[PROBLEM 1] Write out the part of the KVC mailing-list reply starting at "nil from NSDictionary" and ending at "of an exception.".
[PROBLEM 2] In the KVC mailing-list reply, what does a nil return from NSDictionary mean?
[PROBLEM 3] Carry on the KVC mailing-list reply from its last sentence.

[TEXT BLOCK]
╭──
Re: Detecting reading a key in KVC
Re: Detecting reading a key in KVC
- Subject: Re: Detecting reading a key in KVC
- From: Graham Cox <email@hidden>
- Date: Fri, 12 Nov 2010 22:13:09 +1100
On 12/11/2010, at 8:45 PM, Remco Poelstra wrote:
> If I ommit the valueForKey method, how does the KVC logic now, that it should check the properties variable?
> Further more, NSDictionary seems to always return a value, so all keys are "defined", they just return nil sometimes. How can valueForUndefinedKey: then ever be called?
nil from NSDictionary means no value associated with the key (dictionaries cannot store 'nil' as a value) so this is your cue to go fetch. The problem is that the object on which -valueForUndefinedKey: is invoked is the dictionary, not your wrapper, and since you are not subclassing the dictionary, you won't get that message (and the default will simply throw an exception). So instead, the override to -valueForKey: in your wrapper is acceptable, in this case. But instead of invoking -valueForKey: on the dictionary, use -objectForKey: directly. That way, you get nil when there's no key instead of an exception.
╰──
[SUPPLIED ENTRIES]
╭──
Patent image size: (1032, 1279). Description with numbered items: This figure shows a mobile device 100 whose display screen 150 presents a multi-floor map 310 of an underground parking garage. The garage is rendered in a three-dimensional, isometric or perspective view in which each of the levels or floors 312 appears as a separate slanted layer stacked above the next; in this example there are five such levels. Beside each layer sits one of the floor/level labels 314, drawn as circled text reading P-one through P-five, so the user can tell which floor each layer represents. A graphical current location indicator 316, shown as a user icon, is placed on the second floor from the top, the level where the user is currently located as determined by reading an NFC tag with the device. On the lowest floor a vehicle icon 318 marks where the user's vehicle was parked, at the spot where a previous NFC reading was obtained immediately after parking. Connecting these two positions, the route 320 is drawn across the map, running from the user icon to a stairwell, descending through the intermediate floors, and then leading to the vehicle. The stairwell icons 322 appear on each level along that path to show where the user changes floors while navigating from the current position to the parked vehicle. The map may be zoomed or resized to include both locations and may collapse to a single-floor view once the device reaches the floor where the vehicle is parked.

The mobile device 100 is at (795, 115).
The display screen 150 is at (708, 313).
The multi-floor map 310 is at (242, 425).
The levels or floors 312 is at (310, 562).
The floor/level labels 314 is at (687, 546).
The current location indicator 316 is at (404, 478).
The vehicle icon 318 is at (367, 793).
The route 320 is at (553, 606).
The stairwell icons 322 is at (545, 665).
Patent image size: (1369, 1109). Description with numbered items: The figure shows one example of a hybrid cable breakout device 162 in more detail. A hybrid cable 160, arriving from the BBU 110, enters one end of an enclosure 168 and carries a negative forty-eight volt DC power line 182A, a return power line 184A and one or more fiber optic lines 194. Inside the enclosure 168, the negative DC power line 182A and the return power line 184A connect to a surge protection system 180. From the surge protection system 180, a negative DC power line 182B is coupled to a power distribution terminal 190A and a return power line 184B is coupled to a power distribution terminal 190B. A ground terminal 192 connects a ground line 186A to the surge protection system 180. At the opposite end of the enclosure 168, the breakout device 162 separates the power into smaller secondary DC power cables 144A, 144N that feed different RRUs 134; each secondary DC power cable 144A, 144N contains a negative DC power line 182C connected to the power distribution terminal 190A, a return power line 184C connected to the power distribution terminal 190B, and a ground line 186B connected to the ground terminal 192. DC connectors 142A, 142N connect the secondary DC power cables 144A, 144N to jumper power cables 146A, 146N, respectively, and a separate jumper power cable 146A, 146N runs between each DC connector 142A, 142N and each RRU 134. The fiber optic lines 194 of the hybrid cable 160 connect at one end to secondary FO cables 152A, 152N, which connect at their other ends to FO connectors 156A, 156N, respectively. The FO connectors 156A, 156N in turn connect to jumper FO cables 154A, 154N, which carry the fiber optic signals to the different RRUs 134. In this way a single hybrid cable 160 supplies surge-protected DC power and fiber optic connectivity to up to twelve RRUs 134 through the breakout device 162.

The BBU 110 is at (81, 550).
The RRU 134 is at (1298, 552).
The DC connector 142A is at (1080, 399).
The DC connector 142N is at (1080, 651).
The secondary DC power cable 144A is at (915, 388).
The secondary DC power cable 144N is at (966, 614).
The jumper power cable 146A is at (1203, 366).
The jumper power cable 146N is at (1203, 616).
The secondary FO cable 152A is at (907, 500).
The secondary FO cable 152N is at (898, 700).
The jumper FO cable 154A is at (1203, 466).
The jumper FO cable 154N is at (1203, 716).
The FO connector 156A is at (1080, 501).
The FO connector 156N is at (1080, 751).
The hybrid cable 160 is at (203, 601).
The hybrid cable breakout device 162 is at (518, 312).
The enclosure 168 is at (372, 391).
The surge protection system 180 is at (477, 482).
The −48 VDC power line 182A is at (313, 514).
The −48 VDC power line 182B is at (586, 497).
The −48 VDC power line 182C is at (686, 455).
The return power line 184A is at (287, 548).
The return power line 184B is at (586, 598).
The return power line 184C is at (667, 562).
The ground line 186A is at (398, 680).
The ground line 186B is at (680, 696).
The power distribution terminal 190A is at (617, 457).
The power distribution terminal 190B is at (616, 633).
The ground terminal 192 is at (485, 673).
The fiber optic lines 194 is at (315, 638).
╰──
[ANSWER AREA 1]
nil from NSDictionary means no value associated with the key (dictionaries cannot store 'nil' as a value) so this is your cue to go fetch. The problem is that the object on which -valueForUndefinedKey: is invoked is the dictionary, not your wrapper, and since you are not subclassing the dictionary, you won't get that message (and the default will simply throw an exception). So instead, the override to -valueForKey: in your wrapper is acceptable, in this case. But instead of invoking -valueForKey: on the dictionary, use -objectForKey: directly. That way, you get nil when there's no key instead of an exception.

[ANSWER AREA 2] It means no value is associated with the key.

[ANSWER AREA 3]
If you have properties that can legally be nil, you'll need to treat those differently, using some sort of marker object that means the property really should return nil (and hence can be stored in a dictionary). For example [NSNull null] is a valid object which means 'nil'. Basically, you can't use nil itself to mean two different things, both uninitialized and a legal value, and since NSDictionary reserves the use of nil to mean undefined, you have no choice but to deal with that in some way.
@implementation MyWrapper
- (id) valueForKey:(NSString*) key
{
id value = [myDictionary objectForKey:key];
if( value )
return value;
[self beginFetchForKey:key]; // assume starts a thread or asynchronous task which calls -setValue:forKey: on completion
return nil; // OK, we have no value to return yet.
}
- (void) setNilValueForKey:(NSString*) key
{
[myDictionary setObject:[NSNull null] forKey:key]; // substitute a valid object for nil values
}
Because this does not override -setValue:forKey: you get all the usual goodness that gives you, such as KVO notifications. As your thread sets the value using KVC any observers get notified of the value having been fetched automatically (if you are using a thread take care to set the value on the main thread so that all notifications take place on the main thread).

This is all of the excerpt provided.